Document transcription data
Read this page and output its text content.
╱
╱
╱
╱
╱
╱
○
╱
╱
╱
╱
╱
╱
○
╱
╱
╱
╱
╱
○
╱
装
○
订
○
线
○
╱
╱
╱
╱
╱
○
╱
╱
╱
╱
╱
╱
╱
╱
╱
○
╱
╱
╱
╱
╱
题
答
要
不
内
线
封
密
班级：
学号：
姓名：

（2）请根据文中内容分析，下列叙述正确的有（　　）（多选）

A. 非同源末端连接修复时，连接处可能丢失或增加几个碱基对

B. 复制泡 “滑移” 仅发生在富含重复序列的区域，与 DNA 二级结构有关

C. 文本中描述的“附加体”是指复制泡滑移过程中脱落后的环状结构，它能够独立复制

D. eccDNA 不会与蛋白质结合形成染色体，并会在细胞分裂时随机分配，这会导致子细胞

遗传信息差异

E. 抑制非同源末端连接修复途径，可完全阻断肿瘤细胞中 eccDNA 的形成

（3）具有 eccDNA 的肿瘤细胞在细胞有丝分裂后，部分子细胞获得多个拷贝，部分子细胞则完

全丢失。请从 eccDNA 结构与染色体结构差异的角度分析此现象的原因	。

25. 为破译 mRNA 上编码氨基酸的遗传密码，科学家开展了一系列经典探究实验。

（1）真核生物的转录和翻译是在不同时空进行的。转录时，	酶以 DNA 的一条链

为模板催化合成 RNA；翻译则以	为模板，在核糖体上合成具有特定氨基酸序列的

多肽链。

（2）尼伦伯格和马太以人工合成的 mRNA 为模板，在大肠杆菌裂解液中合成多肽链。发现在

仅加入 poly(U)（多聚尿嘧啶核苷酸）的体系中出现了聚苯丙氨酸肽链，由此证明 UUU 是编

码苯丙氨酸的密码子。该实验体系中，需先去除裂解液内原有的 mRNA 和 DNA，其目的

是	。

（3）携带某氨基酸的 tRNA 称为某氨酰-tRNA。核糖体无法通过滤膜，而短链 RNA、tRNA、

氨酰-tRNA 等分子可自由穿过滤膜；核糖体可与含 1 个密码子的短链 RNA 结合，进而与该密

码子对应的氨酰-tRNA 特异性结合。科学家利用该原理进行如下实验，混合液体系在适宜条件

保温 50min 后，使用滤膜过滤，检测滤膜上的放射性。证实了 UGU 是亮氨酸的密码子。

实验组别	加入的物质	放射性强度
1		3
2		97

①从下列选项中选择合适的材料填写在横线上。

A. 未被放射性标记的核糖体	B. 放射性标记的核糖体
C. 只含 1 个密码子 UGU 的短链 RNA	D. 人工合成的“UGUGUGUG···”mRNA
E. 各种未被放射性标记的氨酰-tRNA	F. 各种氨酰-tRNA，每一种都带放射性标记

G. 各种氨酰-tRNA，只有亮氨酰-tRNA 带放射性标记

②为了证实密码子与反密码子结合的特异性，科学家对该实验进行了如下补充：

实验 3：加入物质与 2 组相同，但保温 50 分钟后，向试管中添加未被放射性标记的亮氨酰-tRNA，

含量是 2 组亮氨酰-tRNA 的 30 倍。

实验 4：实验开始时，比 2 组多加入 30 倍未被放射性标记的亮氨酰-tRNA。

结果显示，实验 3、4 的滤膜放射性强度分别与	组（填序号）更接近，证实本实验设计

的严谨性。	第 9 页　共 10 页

## EXERCISE AIM
If a line above holds the word "tRNA", copy it.

## SOLUTION FOR THIS PROBLEM
（3）携带某氨基酸的 tRNA 称为某氨酰-tRNA。核糖体无法通过滤膜，而短链 RNA、tRNA、
氨酰-tRNA 等分子可自由穿过滤膜；核糖体可与含 1 个密码子的短链 RNA 结合，进而与该密
码子对应的氨酰-tRNA 特异性结合。科学家利用该原理进行如下实验，混合液体系在适宜条件
E. 各种未被放射性标记的氨酰-tRNA	F. 各种氨酰-tRNA，每一种都带放射性标记
G. 各种氨酰-tRNA，只有亮氨酰-tRNA 带放射性标记
实验 3：加入物质与 2 组相同，但保温 50 分钟后，向试管中添加未被放射性标记的亮氨酰-tRNA，
含量是 2 组亮氨酰-tRNA 的 30 倍。
实验 4：实验开始时，比 2 组多加入 30 倍未被放射性标记的亮氨酰-tRNA。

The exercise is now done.